:: TASK DATA
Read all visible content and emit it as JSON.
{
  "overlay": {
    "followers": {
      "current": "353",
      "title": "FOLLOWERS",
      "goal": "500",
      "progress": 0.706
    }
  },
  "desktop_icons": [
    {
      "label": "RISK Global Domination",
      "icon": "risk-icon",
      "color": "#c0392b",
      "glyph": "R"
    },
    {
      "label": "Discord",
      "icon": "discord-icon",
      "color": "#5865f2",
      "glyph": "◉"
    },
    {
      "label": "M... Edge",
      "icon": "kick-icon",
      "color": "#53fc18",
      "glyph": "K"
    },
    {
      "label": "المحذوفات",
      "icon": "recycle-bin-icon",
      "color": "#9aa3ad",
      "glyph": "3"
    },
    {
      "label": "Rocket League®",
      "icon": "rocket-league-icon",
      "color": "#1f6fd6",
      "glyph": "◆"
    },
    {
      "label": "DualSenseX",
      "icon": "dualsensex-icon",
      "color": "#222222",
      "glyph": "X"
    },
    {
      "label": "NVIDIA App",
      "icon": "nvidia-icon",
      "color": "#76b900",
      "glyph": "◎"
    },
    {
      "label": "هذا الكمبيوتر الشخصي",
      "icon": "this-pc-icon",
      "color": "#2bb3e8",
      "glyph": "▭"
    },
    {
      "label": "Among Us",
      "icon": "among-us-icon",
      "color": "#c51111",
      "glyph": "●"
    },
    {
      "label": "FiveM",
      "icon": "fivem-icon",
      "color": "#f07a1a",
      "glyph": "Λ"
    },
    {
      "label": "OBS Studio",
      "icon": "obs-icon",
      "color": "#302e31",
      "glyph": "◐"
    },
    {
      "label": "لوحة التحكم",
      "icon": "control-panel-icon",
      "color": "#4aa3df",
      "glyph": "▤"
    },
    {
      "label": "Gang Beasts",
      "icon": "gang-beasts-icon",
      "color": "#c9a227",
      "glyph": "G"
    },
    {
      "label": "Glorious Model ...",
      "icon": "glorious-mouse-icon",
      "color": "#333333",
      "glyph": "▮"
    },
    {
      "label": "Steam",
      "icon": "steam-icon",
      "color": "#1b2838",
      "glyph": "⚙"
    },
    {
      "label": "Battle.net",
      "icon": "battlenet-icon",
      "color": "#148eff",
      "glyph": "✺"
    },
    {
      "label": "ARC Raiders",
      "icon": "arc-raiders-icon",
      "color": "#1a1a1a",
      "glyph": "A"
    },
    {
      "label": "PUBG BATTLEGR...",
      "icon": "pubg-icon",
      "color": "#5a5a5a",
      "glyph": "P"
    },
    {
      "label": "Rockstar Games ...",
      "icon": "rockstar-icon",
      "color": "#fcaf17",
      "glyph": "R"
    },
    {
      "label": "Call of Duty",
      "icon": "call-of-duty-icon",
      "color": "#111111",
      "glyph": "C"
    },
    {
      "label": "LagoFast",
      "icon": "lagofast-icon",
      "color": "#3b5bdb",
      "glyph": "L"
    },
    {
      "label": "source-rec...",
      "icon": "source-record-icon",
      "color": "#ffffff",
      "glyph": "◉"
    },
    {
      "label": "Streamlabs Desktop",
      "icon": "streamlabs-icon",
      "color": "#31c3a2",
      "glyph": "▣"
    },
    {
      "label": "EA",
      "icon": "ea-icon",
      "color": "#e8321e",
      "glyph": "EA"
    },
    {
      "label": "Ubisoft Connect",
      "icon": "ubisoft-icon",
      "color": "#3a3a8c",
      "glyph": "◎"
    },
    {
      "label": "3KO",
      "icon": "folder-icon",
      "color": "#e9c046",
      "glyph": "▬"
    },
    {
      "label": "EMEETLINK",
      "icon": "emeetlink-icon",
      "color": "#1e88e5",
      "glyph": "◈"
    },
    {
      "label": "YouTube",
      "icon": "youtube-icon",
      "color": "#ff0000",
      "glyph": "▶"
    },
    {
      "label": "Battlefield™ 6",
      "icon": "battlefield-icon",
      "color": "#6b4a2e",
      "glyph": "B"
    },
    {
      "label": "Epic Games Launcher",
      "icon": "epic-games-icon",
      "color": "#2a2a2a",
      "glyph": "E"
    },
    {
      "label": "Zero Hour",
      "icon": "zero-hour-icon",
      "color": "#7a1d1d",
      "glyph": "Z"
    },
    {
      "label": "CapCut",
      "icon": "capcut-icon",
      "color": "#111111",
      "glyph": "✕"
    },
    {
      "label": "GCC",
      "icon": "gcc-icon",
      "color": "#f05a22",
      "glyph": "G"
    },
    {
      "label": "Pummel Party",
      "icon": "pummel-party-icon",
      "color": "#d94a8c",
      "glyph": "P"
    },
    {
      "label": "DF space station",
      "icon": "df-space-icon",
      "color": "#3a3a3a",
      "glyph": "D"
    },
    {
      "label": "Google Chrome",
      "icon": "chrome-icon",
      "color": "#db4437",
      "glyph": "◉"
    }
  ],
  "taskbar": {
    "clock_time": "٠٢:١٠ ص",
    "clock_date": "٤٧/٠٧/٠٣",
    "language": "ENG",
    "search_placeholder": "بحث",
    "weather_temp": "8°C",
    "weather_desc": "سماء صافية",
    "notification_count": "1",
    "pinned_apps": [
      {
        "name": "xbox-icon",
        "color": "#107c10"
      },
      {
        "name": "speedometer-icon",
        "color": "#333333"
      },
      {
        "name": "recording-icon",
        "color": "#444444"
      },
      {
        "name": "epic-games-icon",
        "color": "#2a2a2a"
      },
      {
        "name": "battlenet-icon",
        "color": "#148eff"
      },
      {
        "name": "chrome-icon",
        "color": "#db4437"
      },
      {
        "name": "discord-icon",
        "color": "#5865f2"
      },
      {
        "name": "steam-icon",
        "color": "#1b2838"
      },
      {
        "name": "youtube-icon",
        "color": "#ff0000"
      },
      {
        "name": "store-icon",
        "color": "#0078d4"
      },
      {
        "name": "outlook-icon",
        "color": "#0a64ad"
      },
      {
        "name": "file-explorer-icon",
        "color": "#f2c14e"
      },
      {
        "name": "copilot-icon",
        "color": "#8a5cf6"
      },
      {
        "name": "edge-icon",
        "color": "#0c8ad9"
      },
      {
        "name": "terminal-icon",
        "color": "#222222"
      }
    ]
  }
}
::::
Make a copy of each line that contains the string "space".

● THE ANSWER:
      "label": "DF space station",
      "icon": "df-space-icon",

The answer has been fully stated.